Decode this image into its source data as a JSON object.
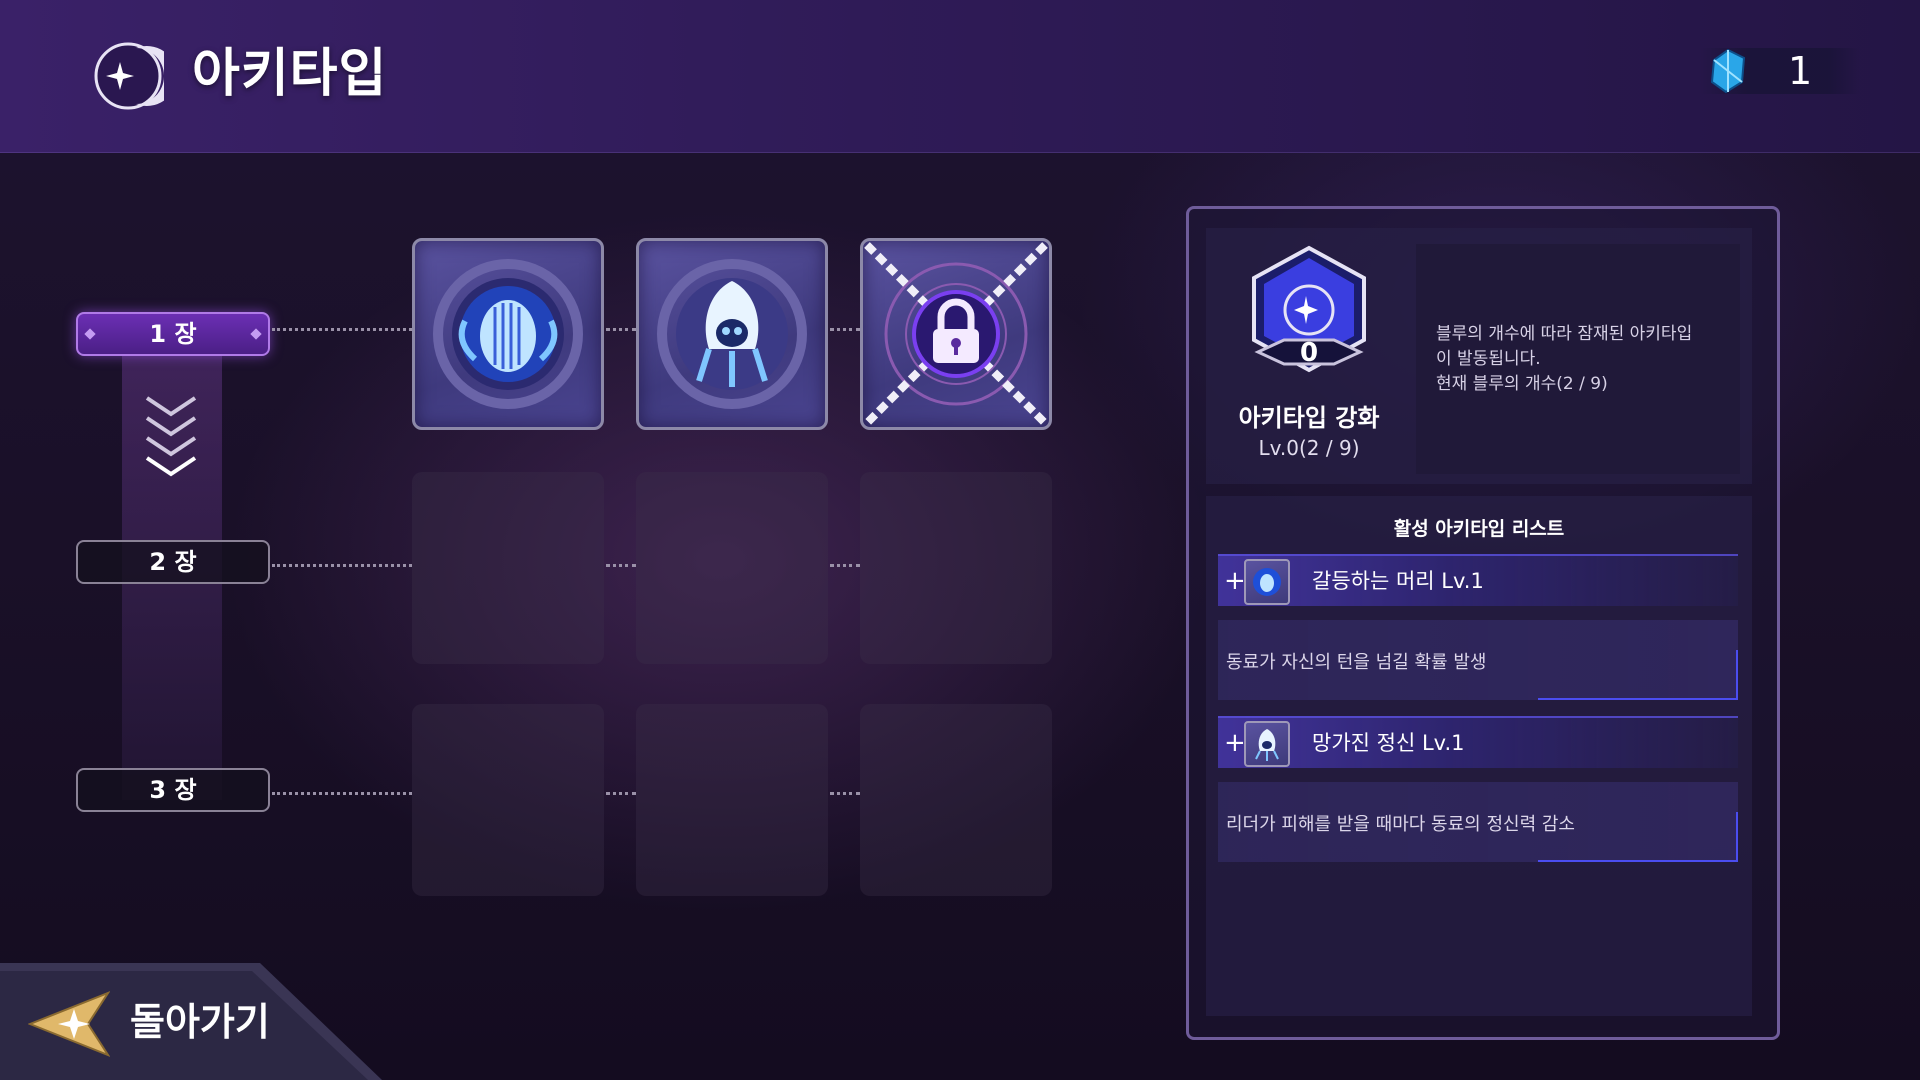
{
  "header": {
    "title": "아키타입",
    "logo_icon": "crescent-moon-star-icon",
    "currency_icon": "blue-crystal-icon",
    "currency_value": "1"
  },
  "chapters": [
    {
      "label": "1 장",
      "active": true
    },
    {
      "label": "2 장",
      "active": false
    },
    {
      "label": "3 장",
      "active": false
    }
  ],
  "cards": [
    {
      "name": "writhing-head-icon",
      "state": "unlocked"
    },
    {
      "name": "broken-spirit-icon",
      "state": "unlocked"
    },
    {
      "name": "chained-lock-icon",
      "state": "locked"
    }
  ],
  "enhance": {
    "emblem_value": "0",
    "title": "아키타입 강화",
    "level": "Lv.0(2 / 9)",
    "desc_line1": "블루의 개수에 따라 잠재된 아키타입",
    "desc_line2": "이 발동됩니다.",
    "desc_line3": "현재 블루의 개수(2 / 9)"
  },
  "active_list": {
    "title": "활성 아키타입 리스트",
    "items": [
      {
        "plus": "+",
        "name": "갈등하는 머리 Lv.1",
        "desc": "동료가 자신의 턴을 넘길 확률 발생"
      },
      {
        "plus": "+",
        "name": "망가진 정신 Lv.1",
        "desc": "리더가 피해를 받을 때마다 동료의 정신력 감소"
      }
    ]
  },
  "back": {
    "label": "돌아가기"
  },
  "colors": {
    "accent_purple": "#6b2fb4",
    "panel_border": "#6f5c9a",
    "highlight_blue": "#4b4df0",
    "card_bg": "#4a4490"
  }
}
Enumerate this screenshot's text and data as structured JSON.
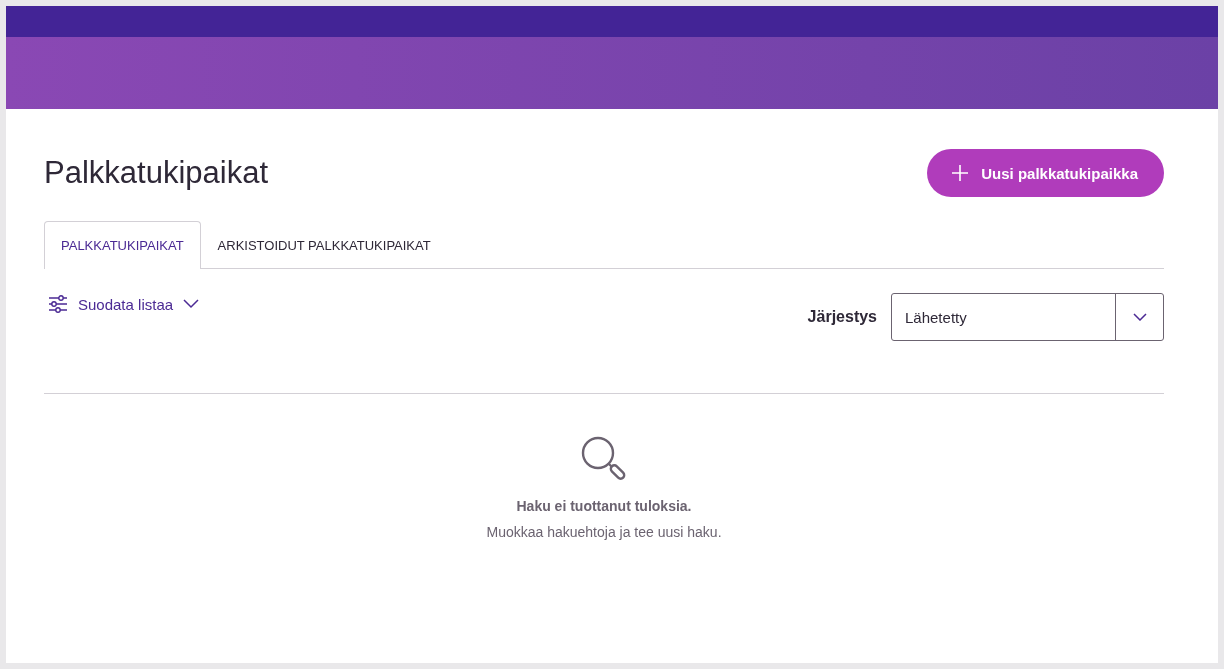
{
  "page": {
    "title": "Palkkatukipaikat"
  },
  "new_button": {
    "label": "Uusi palkkatukipaikka"
  },
  "tabs": [
    {
      "label": "PALKKATUKIPAIKAT",
      "selected": true
    },
    {
      "label": "ARKISTOIDUT PALKKATUKIPAIKAT",
      "selected": false
    }
  ],
  "filter": {
    "label": "Suodata listaa",
    "expanded": false
  },
  "sort": {
    "label": "Järjestys",
    "value": "Lähetetty"
  },
  "empty_state": {
    "title": "Haku ei tuottanut tuloksia.",
    "hint": "Muokkaa hakuehtoja ja tee uusi haku."
  }
}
+ + + + +
● **What the exercise asks**:
No pictures belong in the copy; quote exactly the lines from the line containing "Enumerate this screenshot's" through the final line of the material, both ends included.

● **Exercise solution**:
Enumerate this screenshot's text and data as structured JSON.
{
  "page": {
    "title": "Palkkatukipaikat"
  },
  "new_button": {
    "label": "Uusi palkkatukipaikka"
  },
  "tabs": [
    {
      "label": "PALKKATUKIPAIKAT",
      "selected": true
    },
    {
      "label": "ARKISTOIDUT PALKKATUKIPAIKAT",
      "selected": false
    }
  ],
  "filter": {
    "label": "Suodata listaa",
    "expanded": false
  },
  "sort": {
    "label": "Järjestys",
    "value": "Lähetetty"
  },
  "empty_state": {
    "title": "Haku ei tuottanut tuloksia.",
    "hint": "Muokkaa hakuehtoja ja tee uusi haku."
  }
}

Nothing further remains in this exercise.